> Work to do: Pull out from the material below all lines with "this".

> Records for the task:
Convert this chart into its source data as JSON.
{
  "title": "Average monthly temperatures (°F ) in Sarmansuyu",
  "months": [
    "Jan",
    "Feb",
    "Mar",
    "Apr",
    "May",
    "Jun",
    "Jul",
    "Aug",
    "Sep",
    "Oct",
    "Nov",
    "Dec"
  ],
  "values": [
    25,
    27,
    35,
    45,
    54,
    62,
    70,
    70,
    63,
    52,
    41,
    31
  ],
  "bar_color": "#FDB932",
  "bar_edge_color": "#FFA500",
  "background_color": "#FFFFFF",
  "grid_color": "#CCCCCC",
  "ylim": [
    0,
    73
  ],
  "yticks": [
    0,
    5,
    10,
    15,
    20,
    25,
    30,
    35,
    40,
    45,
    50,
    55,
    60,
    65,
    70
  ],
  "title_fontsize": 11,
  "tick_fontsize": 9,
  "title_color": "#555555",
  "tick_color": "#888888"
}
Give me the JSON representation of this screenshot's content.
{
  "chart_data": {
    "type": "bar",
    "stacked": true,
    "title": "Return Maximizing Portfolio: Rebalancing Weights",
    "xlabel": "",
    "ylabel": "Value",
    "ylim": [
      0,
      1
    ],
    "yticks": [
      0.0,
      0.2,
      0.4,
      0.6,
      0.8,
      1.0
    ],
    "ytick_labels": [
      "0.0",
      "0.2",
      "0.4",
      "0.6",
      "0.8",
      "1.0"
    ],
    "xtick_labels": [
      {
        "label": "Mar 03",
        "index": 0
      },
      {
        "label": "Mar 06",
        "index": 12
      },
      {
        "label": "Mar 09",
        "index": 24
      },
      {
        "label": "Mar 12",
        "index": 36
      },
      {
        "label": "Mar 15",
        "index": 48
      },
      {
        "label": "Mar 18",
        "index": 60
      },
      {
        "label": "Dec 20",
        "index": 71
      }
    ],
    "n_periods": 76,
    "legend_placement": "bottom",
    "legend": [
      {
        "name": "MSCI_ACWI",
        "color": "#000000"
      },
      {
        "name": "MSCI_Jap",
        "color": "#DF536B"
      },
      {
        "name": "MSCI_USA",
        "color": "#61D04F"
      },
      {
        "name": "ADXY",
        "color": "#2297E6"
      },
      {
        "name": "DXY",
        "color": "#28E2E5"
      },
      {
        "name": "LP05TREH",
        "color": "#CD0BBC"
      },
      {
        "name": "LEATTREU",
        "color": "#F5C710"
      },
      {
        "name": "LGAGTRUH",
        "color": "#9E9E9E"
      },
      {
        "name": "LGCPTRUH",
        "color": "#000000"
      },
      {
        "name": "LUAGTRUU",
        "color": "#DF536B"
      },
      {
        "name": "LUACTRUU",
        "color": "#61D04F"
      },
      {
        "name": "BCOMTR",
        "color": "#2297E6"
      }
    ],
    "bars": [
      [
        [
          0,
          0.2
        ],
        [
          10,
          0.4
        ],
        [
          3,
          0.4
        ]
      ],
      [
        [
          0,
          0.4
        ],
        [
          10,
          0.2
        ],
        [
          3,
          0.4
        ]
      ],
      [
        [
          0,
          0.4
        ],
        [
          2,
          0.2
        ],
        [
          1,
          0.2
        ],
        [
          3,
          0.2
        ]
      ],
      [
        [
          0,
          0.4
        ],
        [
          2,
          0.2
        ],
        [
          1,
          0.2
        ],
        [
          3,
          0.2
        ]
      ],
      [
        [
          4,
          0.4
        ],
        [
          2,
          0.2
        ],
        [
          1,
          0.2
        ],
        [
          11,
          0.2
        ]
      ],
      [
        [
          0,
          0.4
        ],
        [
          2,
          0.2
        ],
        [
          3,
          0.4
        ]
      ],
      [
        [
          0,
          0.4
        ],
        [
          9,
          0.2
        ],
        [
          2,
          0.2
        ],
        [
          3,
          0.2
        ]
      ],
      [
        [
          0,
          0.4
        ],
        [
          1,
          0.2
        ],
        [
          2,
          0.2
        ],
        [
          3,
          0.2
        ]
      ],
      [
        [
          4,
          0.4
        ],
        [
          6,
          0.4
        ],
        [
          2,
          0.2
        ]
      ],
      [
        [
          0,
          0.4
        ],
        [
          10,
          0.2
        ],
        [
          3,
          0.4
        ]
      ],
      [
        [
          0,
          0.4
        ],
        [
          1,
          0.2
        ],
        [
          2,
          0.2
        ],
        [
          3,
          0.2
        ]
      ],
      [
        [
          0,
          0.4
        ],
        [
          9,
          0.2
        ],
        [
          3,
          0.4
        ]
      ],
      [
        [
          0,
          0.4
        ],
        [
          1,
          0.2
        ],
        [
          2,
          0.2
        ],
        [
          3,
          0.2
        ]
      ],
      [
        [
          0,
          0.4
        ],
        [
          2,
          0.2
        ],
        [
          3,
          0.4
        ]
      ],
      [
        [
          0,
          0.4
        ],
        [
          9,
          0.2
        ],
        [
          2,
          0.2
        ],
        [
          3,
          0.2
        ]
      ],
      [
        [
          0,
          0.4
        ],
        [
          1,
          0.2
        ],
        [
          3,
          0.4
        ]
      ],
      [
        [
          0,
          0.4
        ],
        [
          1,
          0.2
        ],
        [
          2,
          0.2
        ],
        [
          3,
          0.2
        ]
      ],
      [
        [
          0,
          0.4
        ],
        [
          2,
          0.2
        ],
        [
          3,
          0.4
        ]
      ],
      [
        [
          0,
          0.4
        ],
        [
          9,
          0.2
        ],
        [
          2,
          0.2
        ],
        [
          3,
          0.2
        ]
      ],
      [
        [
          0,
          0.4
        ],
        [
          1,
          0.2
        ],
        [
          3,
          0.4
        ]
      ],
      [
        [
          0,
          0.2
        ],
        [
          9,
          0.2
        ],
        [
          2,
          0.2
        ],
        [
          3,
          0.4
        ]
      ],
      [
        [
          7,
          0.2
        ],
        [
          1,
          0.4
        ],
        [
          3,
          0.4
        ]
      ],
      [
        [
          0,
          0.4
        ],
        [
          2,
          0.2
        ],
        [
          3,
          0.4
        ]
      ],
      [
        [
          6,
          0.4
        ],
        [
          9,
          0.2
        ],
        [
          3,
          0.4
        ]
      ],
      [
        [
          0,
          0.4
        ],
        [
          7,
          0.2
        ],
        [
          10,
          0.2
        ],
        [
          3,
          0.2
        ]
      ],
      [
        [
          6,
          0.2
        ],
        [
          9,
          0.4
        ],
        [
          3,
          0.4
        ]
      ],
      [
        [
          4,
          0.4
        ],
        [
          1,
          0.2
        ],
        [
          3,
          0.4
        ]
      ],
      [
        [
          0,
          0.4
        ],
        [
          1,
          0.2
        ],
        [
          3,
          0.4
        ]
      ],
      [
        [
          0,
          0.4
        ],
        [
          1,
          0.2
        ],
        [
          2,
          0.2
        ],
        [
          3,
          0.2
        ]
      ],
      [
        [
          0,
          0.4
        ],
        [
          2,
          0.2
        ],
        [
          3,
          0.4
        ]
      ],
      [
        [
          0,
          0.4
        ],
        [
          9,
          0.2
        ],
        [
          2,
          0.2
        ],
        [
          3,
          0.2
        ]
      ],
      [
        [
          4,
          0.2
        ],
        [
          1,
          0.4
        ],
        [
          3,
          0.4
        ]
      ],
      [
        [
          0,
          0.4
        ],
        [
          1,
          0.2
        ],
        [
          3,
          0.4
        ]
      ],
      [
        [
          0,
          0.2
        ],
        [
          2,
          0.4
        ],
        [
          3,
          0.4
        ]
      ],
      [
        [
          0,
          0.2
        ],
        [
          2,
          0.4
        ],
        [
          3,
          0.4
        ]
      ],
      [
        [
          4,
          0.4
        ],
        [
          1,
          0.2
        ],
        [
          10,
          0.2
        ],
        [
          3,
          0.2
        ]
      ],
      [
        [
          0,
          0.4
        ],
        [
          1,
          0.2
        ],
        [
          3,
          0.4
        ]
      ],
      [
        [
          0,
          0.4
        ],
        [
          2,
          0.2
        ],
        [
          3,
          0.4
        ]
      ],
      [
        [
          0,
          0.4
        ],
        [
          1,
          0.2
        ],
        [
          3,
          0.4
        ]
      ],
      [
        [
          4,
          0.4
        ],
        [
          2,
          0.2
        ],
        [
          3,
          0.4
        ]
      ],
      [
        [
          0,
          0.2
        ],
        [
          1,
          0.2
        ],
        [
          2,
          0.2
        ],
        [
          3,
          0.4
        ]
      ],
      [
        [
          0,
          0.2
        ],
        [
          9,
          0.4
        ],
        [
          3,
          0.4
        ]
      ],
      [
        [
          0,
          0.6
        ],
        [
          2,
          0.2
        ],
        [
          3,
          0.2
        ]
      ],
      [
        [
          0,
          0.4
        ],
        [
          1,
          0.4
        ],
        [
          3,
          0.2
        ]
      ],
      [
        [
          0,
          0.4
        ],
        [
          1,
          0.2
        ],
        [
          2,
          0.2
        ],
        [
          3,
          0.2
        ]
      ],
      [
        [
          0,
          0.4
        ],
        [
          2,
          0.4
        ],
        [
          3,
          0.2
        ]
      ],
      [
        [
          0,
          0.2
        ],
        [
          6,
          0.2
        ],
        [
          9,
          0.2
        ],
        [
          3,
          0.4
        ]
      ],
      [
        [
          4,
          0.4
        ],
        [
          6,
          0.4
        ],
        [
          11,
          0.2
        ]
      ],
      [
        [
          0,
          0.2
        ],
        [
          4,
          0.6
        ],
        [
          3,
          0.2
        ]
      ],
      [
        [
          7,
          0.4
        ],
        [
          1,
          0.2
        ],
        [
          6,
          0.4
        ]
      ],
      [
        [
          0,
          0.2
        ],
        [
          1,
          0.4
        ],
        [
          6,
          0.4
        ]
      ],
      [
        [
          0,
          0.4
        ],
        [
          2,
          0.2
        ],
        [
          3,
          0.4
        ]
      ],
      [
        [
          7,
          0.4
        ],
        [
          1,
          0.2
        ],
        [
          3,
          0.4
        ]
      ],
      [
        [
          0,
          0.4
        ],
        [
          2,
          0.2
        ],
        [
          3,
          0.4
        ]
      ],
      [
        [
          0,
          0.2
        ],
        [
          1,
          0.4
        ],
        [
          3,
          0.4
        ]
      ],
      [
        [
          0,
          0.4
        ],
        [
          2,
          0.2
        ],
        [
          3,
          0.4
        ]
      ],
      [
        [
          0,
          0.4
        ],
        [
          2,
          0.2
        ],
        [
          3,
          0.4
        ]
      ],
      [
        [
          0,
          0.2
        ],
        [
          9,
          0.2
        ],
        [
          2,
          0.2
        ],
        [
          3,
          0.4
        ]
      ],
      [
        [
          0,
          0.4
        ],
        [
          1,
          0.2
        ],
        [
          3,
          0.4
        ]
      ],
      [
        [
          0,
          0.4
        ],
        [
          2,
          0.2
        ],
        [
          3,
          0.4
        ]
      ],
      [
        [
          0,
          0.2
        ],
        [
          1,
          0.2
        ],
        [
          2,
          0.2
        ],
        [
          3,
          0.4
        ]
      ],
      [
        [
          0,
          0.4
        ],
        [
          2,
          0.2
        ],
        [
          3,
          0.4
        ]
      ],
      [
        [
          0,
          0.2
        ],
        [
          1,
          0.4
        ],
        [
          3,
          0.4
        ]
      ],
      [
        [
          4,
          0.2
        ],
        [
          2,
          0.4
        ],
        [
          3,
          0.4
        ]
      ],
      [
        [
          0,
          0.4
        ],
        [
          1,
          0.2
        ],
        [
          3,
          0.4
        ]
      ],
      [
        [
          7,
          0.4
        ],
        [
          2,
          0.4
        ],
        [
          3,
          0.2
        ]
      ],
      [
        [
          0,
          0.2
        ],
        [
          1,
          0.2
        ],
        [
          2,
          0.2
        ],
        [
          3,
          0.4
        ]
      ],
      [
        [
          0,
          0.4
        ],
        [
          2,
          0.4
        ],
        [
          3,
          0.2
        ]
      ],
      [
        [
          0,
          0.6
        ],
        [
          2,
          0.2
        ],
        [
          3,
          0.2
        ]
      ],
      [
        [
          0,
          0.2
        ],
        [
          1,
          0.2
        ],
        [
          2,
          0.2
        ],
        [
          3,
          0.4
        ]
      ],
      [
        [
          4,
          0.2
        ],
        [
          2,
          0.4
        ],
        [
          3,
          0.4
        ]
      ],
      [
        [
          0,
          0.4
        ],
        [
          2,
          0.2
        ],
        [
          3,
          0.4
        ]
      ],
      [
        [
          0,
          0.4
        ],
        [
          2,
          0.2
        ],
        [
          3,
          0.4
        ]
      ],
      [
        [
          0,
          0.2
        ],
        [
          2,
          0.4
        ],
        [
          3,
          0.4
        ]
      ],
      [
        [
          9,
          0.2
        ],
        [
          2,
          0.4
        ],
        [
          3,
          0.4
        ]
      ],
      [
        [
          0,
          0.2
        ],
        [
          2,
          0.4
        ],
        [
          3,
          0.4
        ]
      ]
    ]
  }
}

> Expected answer:
Convert this chart into its source data as JSON.
Give me the JSON representation of this screenshot's content.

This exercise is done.